Restate the entries below word for word, omitting nothing.

## Start Given entries

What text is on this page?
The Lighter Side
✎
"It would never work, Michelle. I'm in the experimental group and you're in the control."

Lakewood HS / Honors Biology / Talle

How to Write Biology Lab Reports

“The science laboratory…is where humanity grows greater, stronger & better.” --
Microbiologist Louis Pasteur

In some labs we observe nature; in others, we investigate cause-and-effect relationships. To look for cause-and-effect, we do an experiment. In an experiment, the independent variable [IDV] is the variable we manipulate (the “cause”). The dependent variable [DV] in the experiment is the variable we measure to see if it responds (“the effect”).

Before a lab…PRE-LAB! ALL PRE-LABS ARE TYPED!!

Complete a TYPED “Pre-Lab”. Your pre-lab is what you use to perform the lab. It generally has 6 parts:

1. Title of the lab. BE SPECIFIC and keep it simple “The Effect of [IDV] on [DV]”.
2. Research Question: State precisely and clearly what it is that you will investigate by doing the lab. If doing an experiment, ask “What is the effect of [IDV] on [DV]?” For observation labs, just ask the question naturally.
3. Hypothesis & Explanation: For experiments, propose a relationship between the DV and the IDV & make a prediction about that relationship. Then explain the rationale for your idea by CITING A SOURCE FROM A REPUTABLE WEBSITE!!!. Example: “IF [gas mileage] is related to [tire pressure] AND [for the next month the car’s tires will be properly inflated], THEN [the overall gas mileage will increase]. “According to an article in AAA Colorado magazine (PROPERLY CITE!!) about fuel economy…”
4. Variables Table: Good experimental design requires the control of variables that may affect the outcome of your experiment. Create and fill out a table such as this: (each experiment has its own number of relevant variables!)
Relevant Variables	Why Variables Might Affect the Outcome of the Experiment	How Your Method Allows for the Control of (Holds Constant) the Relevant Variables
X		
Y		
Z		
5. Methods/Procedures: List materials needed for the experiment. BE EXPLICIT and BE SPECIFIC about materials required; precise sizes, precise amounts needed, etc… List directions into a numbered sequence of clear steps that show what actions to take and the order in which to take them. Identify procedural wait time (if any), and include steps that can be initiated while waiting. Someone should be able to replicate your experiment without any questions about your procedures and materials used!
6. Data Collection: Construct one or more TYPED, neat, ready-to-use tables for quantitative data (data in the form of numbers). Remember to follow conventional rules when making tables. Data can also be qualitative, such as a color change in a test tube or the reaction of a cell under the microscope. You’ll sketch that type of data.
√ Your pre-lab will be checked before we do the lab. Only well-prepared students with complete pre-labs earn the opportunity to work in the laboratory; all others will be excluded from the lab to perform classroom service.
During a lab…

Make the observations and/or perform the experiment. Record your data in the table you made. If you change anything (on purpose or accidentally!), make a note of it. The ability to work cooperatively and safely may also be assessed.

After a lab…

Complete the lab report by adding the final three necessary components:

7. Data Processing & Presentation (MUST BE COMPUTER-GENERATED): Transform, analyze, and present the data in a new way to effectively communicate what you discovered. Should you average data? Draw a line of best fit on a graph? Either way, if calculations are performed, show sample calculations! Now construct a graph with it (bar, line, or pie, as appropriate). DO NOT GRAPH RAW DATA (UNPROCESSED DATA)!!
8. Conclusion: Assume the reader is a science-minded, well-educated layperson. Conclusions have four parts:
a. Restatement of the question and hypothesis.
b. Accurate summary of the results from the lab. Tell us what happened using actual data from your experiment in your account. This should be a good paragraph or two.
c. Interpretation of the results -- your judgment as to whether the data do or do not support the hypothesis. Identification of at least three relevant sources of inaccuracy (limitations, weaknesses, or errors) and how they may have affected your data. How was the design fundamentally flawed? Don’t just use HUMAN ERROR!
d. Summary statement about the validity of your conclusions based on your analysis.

## End Given entries

* [Output for this task]:
What text is on this page?
The Lighter Side
✎
"It would never work, Michelle. I'm in the experimental group and you're in the control."

Lakewood HS / Honors Biology / Talle

How to Write Biology Lab Reports

“The science laboratory…is where humanity grows greater, stronger & better.” --
Microbiologist Louis Pasteur

In some labs we observe nature; in others, we investigate cause-and-effect relationships. To look for cause-and-effect, we do an experiment. In an experiment, the independent variable [IDV] is the variable we manipulate (the “cause”). The dependent variable [DV] in the experiment is the variable we measure to see if it responds (“the effect”).

Before a lab…PRE-LAB! ALL PRE-LABS ARE TYPED!!

Complete a TYPED “Pre-Lab”. Your pre-lab is what you use to perform the lab. It generally has 6 parts:

1. Title of the lab. BE SPECIFIC and keep it simple “The Effect of [IDV] on [DV]”.
2. Research Question: State precisely and clearly what it is that you will investigate by doing the lab. If doing an experiment, ask “What is the effect of [IDV] on [DV]?” For observation labs, just ask the question naturally.
3. Hypothesis & Explanation: For experiments, propose a relationship between the DV and the IDV & make a prediction about that relationship. Then explain the rationale for your idea by CITING A SOURCE FROM A REPUTABLE WEBSITE!!!. Example: “IF [gas mileage] is related to [tire pressure] AND [for the next month the car’s tires will be properly inflated], THEN [the overall gas mileage will increase]. “According to an article in AAA Colorado magazine (PROPERLY CITE!!) about fuel economy…”
4. Variables Table: Good experimental design requires the control of variables that may affect the outcome of your experiment. Create and fill out a table such as this: (each experiment has its own number of relevant variables!)
Relevant Variables	Why Variables Might Affect the Outcome of the Experiment	How Your Method Allows for the Control of (Holds Constant) the Relevant Variables
X		
Y		
Z		
5. Methods/Procedures: List materials needed for the experiment. BE EXPLICIT and BE SPECIFIC about materials required; precise sizes, precise amounts needed, etc… List directions into a numbered sequence of clear steps that show what actions to take and the order in which to take them. Identify procedural wait time (if any), and include steps that can be initiated while waiting. Someone should be able to replicate your experiment without any questions about your procedures and materials used!
6. Data Collection: Construct one or more TYPED, neat, ready-to-use tables for quantitative data (data in the form of numbers). Remember to follow conventional rules when making tables. Data can also be qualitative, such as a color change in a test tube or the reaction of a cell under the microscope. You’ll sketch that type of data.
√ Your pre-lab will be checked before we do the lab. Only well-prepared students with complete pre-labs earn the opportunity to work in the laboratory; all others will be excluded from the lab to perform classroom service.
During a lab…

Make the observations and/or perform the experiment. Record your data in the table you made. If you change anything (on purpose or accidentally!), make a note of it. The ability to work cooperatively and safely may also be assessed.

After a lab…

Complete the lab report by adding the final three necessary components:

7. Data Processing & Presentation (MUST BE COMPUTER-GENERATED): Transform, analyze, and present the data in a new way to effectively communicate what you discovered. Should you average data? Draw a line of best fit on a graph? Either way, if calculations are performed, show sample calculations! Now construct a graph with it (bar, line, or pie, as appropriate). DO NOT GRAPH RAW DATA (UNPROCESSED DATA)!!
8. Conclusion: Assume the reader is a science-minded, well-educated layperson. Conclusions have four parts:
a. Restatement of the question and hypothesis.
b. Accurate summary of the results from the lab. Tell us what happened using actual data from your experiment in your account. This should be a good paragraph or two.
c. Interpretation of the results -- your judgment as to whether the data do or do not support the hypothesis. Identification of at least three relevant sources of inaccuracy (limitations, weaknesses, or errors) and how they may have affected your data. How was the design fundamentally flawed? Don’t just use HUMAN ERROR!
d. Summary statement about the validity of your conclusions based on your analysis.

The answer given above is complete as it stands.